* **Provided passage**
□ □ □

The potential prominence distinctions to which the acoustic manifestations of stress, accent and, additionally, syllable weight may lead to in speech are summarised in Figure 1 below, which is similar to one found in Bolinger’s (1964) (see also Liberman and Prince, 1977, Bolinger, 1986, and Beckman and Edwards, 1994). At the lowest level of contrast (full vs. reduced syllable), a prominence distinction is made primarily by vowel quality[1], at the second level by stress, and at the highest level by accent. Also, the schema shows that prominence distinctions made by stress or accent are syntagmatic phenomena; a syllable is accented only in comparison to a syllable that is not, and a stressed syllable is stressed only because there are other syllables that are unstressed.
In the present study, accent will be defined auditorily as suggested by Nolan (1984). Stress is taken to be an abstract property of particular syllables which specifies, amongst other things, how intonation can be aligned with a text, namely, in English and German, pitch accents are aligned with stressed syllables. Auditory and acoustic contrasts between stressed and unstressed syllables are of interest only in as far as they relate to analysis of tonal structure.
Figure 1 Prosodic prominence hierarchy. Adapted from Bolinger (1964)[2].

□ □ □

* **Information shown**
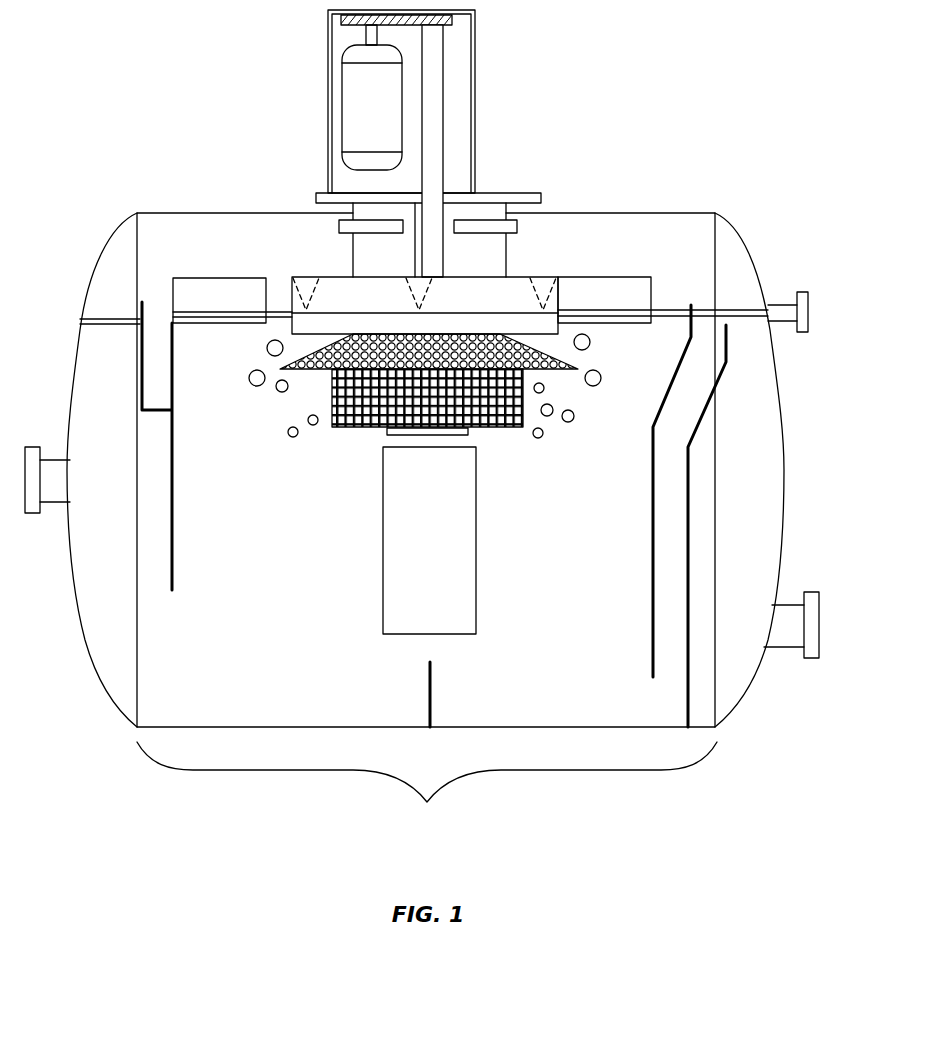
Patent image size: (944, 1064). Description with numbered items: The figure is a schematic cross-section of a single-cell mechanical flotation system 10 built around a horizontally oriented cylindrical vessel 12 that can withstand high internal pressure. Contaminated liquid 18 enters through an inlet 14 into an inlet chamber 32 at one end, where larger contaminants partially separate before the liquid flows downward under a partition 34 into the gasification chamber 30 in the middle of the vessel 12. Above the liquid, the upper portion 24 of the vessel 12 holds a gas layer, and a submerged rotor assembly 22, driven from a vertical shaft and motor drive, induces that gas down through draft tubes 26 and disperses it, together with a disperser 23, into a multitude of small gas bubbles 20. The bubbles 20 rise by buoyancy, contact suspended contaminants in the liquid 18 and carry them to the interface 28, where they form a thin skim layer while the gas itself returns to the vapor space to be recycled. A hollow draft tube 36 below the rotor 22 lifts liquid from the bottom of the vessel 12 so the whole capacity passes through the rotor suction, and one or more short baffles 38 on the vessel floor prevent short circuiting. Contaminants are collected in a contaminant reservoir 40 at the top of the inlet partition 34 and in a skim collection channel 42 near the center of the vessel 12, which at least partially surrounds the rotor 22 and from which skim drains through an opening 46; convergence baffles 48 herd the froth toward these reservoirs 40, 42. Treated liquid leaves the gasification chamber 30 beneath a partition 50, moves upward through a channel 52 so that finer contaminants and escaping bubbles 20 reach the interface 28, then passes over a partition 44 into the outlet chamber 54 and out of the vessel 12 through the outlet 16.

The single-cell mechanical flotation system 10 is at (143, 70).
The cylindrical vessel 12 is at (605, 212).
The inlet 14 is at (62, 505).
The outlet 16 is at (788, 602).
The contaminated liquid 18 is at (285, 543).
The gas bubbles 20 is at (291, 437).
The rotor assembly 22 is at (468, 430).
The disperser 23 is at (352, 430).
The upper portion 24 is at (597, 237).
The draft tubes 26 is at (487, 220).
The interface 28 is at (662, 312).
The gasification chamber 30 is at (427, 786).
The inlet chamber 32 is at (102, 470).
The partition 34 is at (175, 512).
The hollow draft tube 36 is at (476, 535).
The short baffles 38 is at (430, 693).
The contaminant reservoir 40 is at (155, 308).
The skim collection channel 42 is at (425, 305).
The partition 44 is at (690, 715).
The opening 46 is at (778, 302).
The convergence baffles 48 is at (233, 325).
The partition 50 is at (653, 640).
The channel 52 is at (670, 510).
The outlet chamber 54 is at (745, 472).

□ □ □

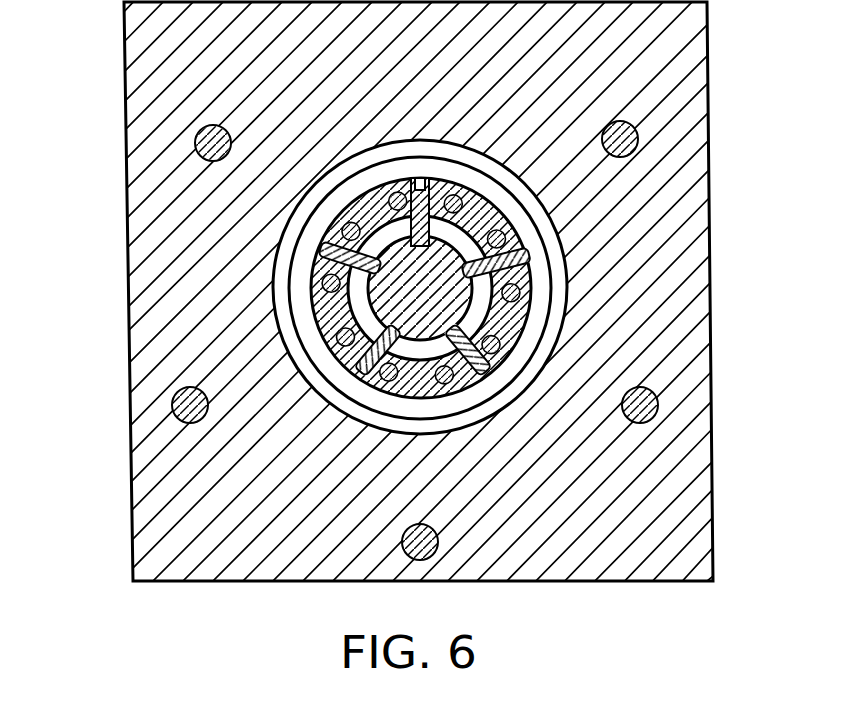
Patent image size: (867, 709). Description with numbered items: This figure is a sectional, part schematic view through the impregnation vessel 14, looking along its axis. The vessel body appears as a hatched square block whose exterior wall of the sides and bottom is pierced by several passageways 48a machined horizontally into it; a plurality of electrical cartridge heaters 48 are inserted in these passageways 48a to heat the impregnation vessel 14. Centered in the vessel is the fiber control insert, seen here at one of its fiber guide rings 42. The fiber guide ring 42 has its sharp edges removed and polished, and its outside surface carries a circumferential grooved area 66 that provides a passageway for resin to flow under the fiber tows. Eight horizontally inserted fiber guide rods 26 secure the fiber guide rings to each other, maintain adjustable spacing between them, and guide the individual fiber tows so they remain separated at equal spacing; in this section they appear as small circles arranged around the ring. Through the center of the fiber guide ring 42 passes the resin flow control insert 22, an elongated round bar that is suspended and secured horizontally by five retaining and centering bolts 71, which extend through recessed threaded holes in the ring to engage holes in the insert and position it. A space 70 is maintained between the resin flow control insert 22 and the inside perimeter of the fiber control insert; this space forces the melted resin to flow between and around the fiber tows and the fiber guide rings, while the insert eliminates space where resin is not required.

□ □ □

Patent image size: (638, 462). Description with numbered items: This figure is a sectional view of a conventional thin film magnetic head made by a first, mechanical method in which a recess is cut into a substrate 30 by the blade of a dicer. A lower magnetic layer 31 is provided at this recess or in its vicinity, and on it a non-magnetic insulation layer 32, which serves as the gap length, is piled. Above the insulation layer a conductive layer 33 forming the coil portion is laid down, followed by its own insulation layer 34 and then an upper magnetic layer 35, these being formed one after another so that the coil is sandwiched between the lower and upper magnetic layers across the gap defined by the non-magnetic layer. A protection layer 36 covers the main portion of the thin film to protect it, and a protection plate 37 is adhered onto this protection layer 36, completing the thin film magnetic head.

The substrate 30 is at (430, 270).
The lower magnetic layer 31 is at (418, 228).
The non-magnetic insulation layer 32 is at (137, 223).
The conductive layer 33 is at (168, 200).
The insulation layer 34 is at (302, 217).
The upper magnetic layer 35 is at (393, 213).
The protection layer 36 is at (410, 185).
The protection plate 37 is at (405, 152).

□ □ □

* **Written tasks**
(A) From the prosody passage above, list every cited publication, giving each author or author pair with its year, and count each publication once.
(B) Please answer these questions from the prosody passage, one line each:
(i) At the lowest level of contrast, what primarily makes the prominence distinction?
(ii) How will accent be defined in the present study?
(iii) In English and German, what are pitch accents aligned with?
(C) Repeat the prosody passage word for word between "In the present" and "from Bolinger (1964)[2].", inclusive.

* **Responses to the tasks**
(A)
- Bolinger (1964)
- Liberman and Prince (1977)
- Bolinger (1986)
- Beckman and Edwards (1994)
- Nolan (1984)

(B)
(i) Vowel quality.
(ii) Auditorily, as suggested by Nolan (1984).
(iii) Stressed syllables.

(C)
In the present study, accent will be defined auditorily as suggested by Nolan (1984). Stress is taken to be an abstract property of particular syllables which specifies, amongst other things, how intonation can be aligned with a text, namely, in English and German, pitch accents are aligned with stressed syllables. Auditory and acoustic contrasts between stressed and unstressed syllables are of interest only in as far as they relate to analysis of tonal structure.
Figure 1 Prosodic prominence hierarchy. Adapted from Bolinger (1964)[2].